- **Given exercise**:
Reproduce every one of the lines below verbatim, changing no character.

____

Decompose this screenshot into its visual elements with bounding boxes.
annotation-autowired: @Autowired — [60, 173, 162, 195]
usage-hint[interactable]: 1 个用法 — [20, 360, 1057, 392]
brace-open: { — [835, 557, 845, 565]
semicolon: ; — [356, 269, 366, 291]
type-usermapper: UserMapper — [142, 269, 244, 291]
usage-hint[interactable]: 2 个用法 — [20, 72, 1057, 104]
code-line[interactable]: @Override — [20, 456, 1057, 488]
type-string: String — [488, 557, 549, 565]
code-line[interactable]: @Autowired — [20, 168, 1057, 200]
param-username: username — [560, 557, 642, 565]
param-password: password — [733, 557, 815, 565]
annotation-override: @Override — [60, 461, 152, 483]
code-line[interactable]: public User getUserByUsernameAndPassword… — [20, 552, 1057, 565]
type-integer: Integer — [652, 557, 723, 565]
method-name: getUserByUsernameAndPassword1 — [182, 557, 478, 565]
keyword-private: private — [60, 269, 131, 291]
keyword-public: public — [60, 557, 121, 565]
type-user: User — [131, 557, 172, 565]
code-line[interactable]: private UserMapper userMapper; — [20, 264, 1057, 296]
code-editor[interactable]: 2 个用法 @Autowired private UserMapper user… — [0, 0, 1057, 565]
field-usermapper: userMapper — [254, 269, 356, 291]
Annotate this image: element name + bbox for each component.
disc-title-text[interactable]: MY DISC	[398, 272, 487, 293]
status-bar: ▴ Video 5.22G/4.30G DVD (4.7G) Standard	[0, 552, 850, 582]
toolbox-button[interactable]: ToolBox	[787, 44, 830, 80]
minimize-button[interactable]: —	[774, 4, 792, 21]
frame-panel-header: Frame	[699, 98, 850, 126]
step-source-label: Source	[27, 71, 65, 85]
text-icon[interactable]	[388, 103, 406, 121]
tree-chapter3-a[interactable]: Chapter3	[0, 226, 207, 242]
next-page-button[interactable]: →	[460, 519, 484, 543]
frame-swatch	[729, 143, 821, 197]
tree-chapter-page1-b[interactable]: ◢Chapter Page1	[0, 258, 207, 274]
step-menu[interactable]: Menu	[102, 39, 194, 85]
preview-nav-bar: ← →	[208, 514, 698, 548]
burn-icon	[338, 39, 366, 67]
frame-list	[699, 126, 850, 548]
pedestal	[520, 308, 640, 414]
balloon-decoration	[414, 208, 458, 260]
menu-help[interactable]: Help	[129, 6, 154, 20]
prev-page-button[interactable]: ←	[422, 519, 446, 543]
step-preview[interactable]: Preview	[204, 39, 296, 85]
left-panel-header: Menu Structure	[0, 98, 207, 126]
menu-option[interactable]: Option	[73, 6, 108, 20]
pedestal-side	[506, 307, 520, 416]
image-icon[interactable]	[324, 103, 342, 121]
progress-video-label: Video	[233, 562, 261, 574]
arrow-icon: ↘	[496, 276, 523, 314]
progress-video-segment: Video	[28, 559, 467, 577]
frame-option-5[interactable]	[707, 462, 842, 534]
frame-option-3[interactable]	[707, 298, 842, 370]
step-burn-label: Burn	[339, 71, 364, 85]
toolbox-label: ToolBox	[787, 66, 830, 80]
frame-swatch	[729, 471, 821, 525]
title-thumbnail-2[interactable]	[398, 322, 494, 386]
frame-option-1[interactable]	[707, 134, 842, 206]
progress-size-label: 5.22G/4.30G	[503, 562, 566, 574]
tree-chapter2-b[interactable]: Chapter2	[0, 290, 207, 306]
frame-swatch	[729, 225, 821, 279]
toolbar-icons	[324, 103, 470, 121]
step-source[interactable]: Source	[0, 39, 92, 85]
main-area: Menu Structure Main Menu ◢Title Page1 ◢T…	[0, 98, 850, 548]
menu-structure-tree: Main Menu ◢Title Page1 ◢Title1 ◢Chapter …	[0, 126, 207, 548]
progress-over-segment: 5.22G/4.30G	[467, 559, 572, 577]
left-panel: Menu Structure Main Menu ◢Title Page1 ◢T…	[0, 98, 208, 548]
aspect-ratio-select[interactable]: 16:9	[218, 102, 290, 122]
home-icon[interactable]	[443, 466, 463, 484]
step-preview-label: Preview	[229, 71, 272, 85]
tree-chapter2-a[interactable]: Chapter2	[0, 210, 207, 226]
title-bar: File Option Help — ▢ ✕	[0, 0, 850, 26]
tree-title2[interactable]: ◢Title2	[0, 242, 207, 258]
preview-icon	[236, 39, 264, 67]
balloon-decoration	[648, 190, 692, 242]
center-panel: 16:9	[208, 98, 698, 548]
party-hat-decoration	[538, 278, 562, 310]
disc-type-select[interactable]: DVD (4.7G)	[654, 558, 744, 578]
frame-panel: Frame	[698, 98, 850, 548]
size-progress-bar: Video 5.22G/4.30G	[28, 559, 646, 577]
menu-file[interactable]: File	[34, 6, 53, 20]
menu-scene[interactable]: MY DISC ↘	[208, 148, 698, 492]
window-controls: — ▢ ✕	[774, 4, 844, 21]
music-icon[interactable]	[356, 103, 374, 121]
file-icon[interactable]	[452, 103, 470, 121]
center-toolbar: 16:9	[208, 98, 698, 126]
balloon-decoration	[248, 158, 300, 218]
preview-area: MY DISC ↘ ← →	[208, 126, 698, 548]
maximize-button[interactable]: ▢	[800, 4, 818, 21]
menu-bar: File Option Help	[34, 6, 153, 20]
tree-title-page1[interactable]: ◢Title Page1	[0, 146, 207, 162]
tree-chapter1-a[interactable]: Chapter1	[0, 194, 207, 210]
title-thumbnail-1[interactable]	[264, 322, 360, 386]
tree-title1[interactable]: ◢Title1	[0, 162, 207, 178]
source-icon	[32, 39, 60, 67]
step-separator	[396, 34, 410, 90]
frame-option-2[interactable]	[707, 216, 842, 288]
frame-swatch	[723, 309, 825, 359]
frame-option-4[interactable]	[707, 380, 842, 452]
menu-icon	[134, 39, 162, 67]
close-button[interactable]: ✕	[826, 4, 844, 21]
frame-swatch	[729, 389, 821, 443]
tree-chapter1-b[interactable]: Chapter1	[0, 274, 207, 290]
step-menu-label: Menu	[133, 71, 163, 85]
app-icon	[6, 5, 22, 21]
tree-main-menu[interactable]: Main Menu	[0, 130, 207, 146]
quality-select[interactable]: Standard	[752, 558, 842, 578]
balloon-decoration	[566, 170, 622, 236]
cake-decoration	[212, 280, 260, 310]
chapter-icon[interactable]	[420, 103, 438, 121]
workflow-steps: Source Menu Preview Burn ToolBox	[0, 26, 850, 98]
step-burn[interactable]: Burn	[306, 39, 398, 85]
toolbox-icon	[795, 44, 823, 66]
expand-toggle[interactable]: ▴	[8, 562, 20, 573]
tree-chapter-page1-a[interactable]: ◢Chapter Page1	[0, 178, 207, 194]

____

- **Full solution**:
Decompose this screenshot into its visual elements with bounding boxes.
annotation-autowired: @Autowired — [60, 173, 162, 195]
usage-hint[interactable]: 1 个用法 — [20, 360, 1057, 392]
brace-open: { — [835, 557, 845, 565]
semicolon: ; — [356, 269, 366, 291]
type-usermapper: UserMapper — [142, 269, 244, 291]
usage-hint[interactable]: 2 个用法 — [20, 72, 1057, 104]
code-line[interactable]: @Override — [20, 456, 1057, 488]
type-string: String — [488, 557, 549, 565]
code-line[interactable]: @Autowired — [20, 168, 1057, 200]
param-username: username — [560, 557, 642, 565]
param-password: password — [733, 557, 815, 565]
annotation-override: @Override — [60, 461, 152, 483]
code-line[interactable]: public User getUserByUsernameAndPassword… — [20, 552, 1057, 565]
type-integer: Integer — [652, 557, 723, 565]
method-name: getUserByUsernameAndPassword1 — [182, 557, 478, 565]
keyword-private: private — [60, 269, 131, 291]
keyword-public: public — [60, 557, 121, 565]
type-user: User — [131, 557, 172, 565]
code-line[interactable]: private UserMapper userMapper; — [20, 264, 1057, 296]
code-editor[interactable]: 2 个用法 @Autowired private UserMapper user… — [0, 0, 1057, 565]
field-usermapper: userMapper — [254, 269, 356, 291]
Annotate this image: element name + bbox for each component.
disc-title-text[interactable]: MY DISC	[398, 272, 487, 293]
status-bar: ▴ Video 5.22G/4.30G DVD (4.7G) Standard	[0, 552, 850, 582]
toolbox-button[interactable]: ToolBox	[787, 44, 830, 80]
minimize-button[interactable]: —	[774, 4, 792, 21]
frame-panel-header: Frame	[699, 98, 850, 126]
step-source-label: Source	[27, 71, 65, 85]
text-icon[interactable]	[388, 103, 406, 121]
tree-chapter3-a[interactable]: Chapter3	[0, 226, 207, 242]
next-page-button[interactable]: →	[460, 519, 484, 543]
frame-swatch	[729, 143, 821, 197]
tree-chapter-page1-b[interactable]: ◢Chapter Page1	[0, 258, 207, 274]
step-menu[interactable]: Menu	[102, 39, 194, 85]
preview-nav-bar: ← →	[208, 514, 698, 548]
burn-icon	[338, 39, 366, 67]
frame-list	[699, 126, 850, 548]
pedestal	[520, 308, 640, 414]
balloon-decoration	[414, 208, 458, 260]
menu-help[interactable]: Help	[129, 6, 154, 20]
prev-page-button[interactable]: ←	[422, 519, 446, 543]
step-preview[interactable]: Preview	[204, 39, 296, 85]
left-panel-header: Menu Structure	[0, 98, 207, 126]
menu-option[interactable]: Option	[73, 6, 108, 20]
pedestal-side	[506, 307, 520, 416]
image-icon[interactable]	[324, 103, 342, 121]
progress-video-label: Video	[233, 562, 261, 574]
arrow-icon: ↘	[496, 276, 523, 314]
progress-video-segment: Video	[28, 559, 467, 577]
frame-option-5[interactable]	[707, 462, 842, 534]
frame-option-3[interactable]	[707, 298, 842, 370]
step-burn-label: Burn	[339, 71, 364, 85]
toolbox-label: ToolBox	[787, 66, 830, 80]
frame-swatch	[729, 471, 821, 525]
title-thumbnail-2[interactable]	[398, 322, 494, 386]
frame-option-1[interactable]	[707, 134, 842, 206]
progress-size-label: 5.22G/4.30G	[503, 562, 566, 574]
tree-chapter2-b[interactable]: Chapter2	[0, 290, 207, 306]
frame-swatch	[729, 225, 821, 279]
toolbar-icons	[324, 103, 470, 121]
step-source[interactable]: Source	[0, 39, 92, 85]
main-area: Menu Structure Main Menu ◢Title Page1 ◢T…	[0, 98, 850, 548]
menu-structure-tree: Main Menu ◢Title Page1 ◢Title1 ◢Chapter …	[0, 126, 207, 548]
progress-over-segment: 5.22G/4.30G	[467, 559, 572, 577]
left-panel: Menu Structure Main Menu ◢Title Page1 ◢T…	[0, 98, 208, 548]
aspect-ratio-select[interactable]: 16:9	[218, 102, 290, 122]
home-icon[interactable]	[443, 466, 463, 484]
step-preview-label: Preview	[229, 71, 272, 85]
tree-chapter2-a[interactable]: Chapter2	[0, 210, 207, 226]
title-bar: File Option Help — ▢ ✕	[0, 0, 850, 26]
tree-title2[interactable]: ◢Title2	[0, 242, 207, 258]
preview-icon	[236, 39, 264, 67]
balloon-decoration	[648, 190, 692, 242]
center-panel: 16:9	[208, 98, 698, 548]
party-hat-decoration	[538, 278, 562, 310]
disc-type-select[interactable]: DVD (4.7G)	[654, 558, 744, 578]
frame-panel: Frame	[698, 98, 850, 548]
size-progress-bar: Video 5.22G/4.30G	[28, 559, 646, 577]
menu-file[interactable]: File	[34, 6, 53, 20]
menu-scene[interactable]: MY DISC ↘	[208, 148, 698, 492]
window-controls: — ▢ ✕	[774, 4, 844, 21]
music-icon[interactable]	[356, 103, 374, 121]
file-icon[interactable]	[452, 103, 470, 121]
center-toolbar: 16:9	[208, 98, 698, 126]
balloon-decoration	[248, 158, 300, 218]
preview-area: MY DISC ↘ ← →	[208, 126, 698, 548]
maximize-button[interactable]: ▢	[800, 4, 818, 21]
menu-bar: File Option Help	[34, 6, 153, 20]
tree-title-page1[interactable]: ◢Title Page1	[0, 146, 207, 162]
tree-chapter1-a[interactable]: Chapter1	[0, 194, 207, 210]
title-thumbnail-1[interactable]	[264, 322, 360, 386]
tree-title1[interactable]: ◢Title1	[0, 162, 207, 178]
source-icon	[32, 39, 60, 67]
step-separator	[396, 34, 410, 90]
frame-option-2[interactable]	[707, 216, 842, 288]
frame-swatch	[723, 309, 825, 359]
frame-option-4[interactable]	[707, 380, 842, 452]
menu-icon	[134, 39, 162, 67]
close-button[interactable]: ✕	[826, 4, 844, 21]
frame-swatch	[729, 389, 821, 443]
tree-chapter1-b[interactable]: Chapter1	[0, 274, 207, 290]
step-menu-label: Menu	[133, 71, 163, 85]
app-icon	[6, 5, 22, 21]
tree-main-menu[interactable]: Main Menu	[0, 130, 207, 146]
quality-select[interactable]: Standard	[752, 558, 842, 578]
balloon-decoration	[566, 170, 622, 236]
cake-decoration	[212, 280, 260, 310]
chapter-icon[interactable]	[420, 103, 438, 121]
workflow-steps: Source Menu Preview Burn ToolBox	[0, 26, 850, 98]
step-burn[interactable]: Burn	[306, 39, 398, 85]
toolbox-icon	[795, 44, 823, 66]
expand-toggle[interactable]: ▴	[8, 562, 20, 573]
tree-chapter-page1-a[interactable]: ◢Chapter Page1	[0, 178, 207, 194]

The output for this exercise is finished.